Extract to read:

RuntimeError: shape '[4, 5, 8, 8, 8, 64]' is invalid for input of size 696320

Tracy-git commented 2 years ago

i use yolov7-swin config to train voc2007,when model run ro val.run(), run this error，while it training successfully but val x = x.view(B, H // window_size, window_size, W // window_size, window_size, C) RuntimeError: shape '[4, 5, 8, 8, 8, 64]' is invalid for input of size 696320

iscyy commented 2 years ago

Is the specific yolov7-swin the built-in configuration you use, or the configuration you modified yourself?

Recorded data:
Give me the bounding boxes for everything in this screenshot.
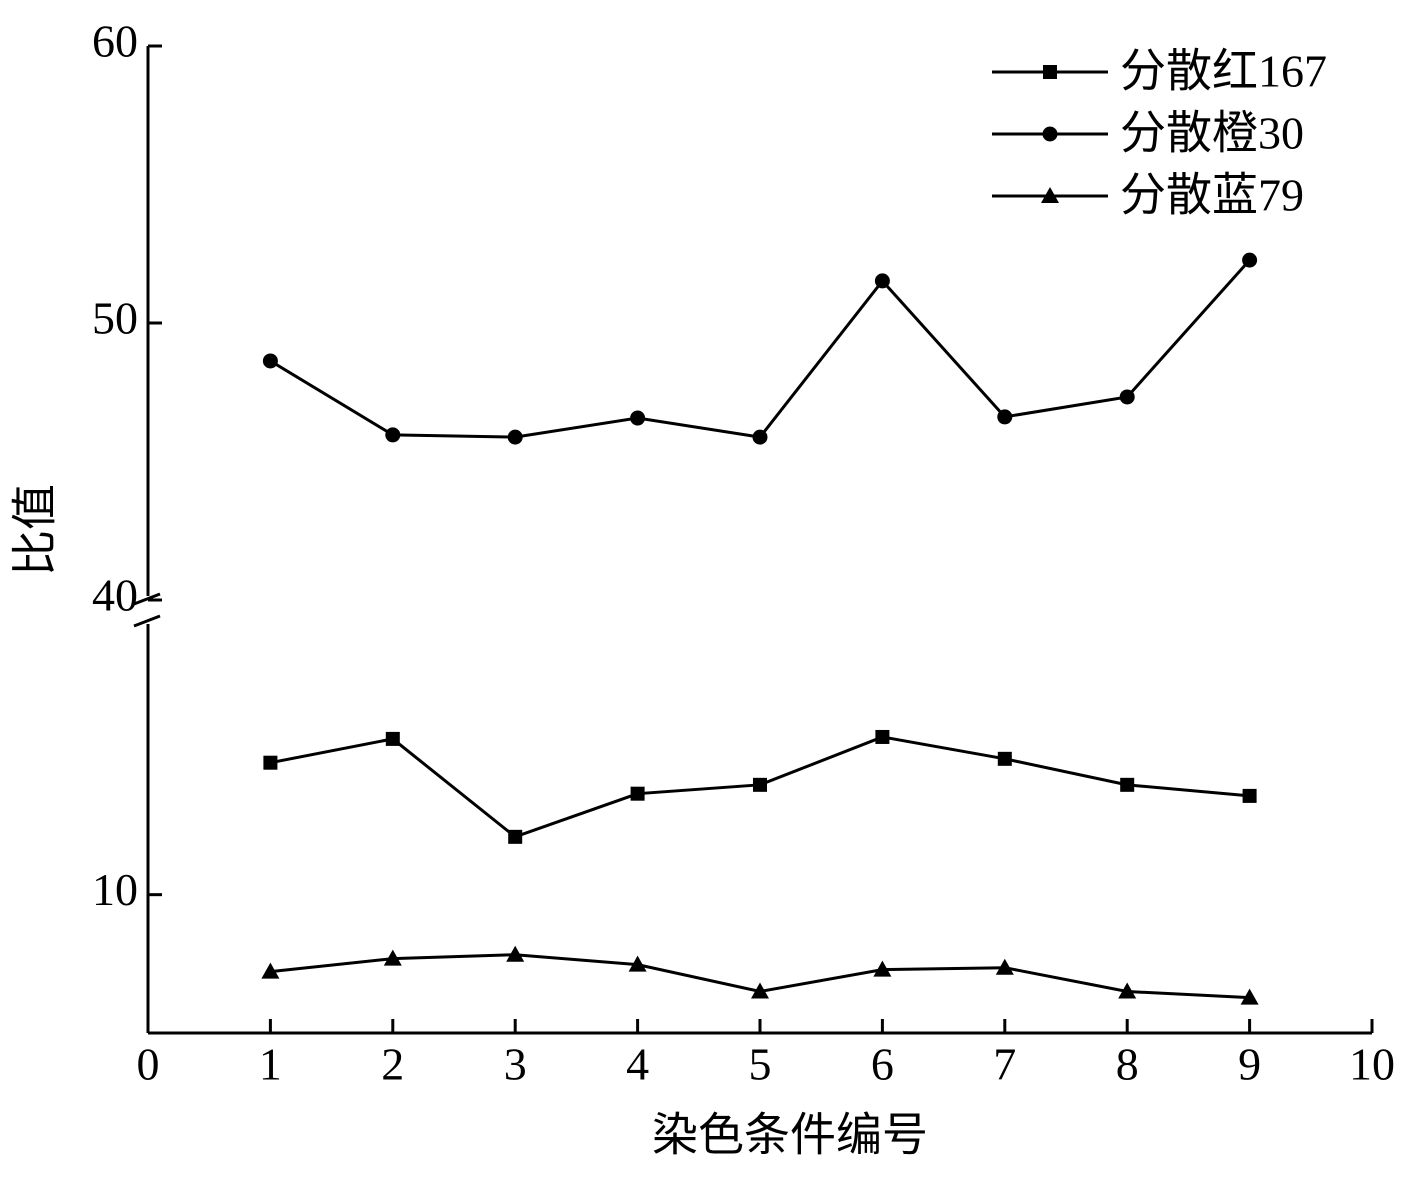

Directions:
**A)** Transcribe the stretch of the RuntimeError thread from "Tracy-git commented 2" through "you modified yourself?".
**B)** In the RuntimeError thread, what input size does the error message report?
**C)** Using the RuntimeError thread, explain at what stage the error appears and which line of code raises it.

The answers:
**A)**
Tracy-git commented 2 years ago

i use yolov7-swin config to train voc2007,when model run ro val.run(), run this error，while it training successfully but val x = x.view(B, H // window_size, window_size, W // window_size, window_size, C) RuntimeError: shape '[4, 5, 8, 8, 8, 64]' is invalid for input of size 696320

iscyy commented 2 years ago

Is the specific yolov7-swin the built-in configuration you use, or the configuration you modified yourself?

**B)** 696320

**C)** The error appears when the model reaches val.run(). Training runs successfully, but during validation the line x = x.view(B, H // window_size, window_size, W // window_size, window_size, C) raises the RuntimeError.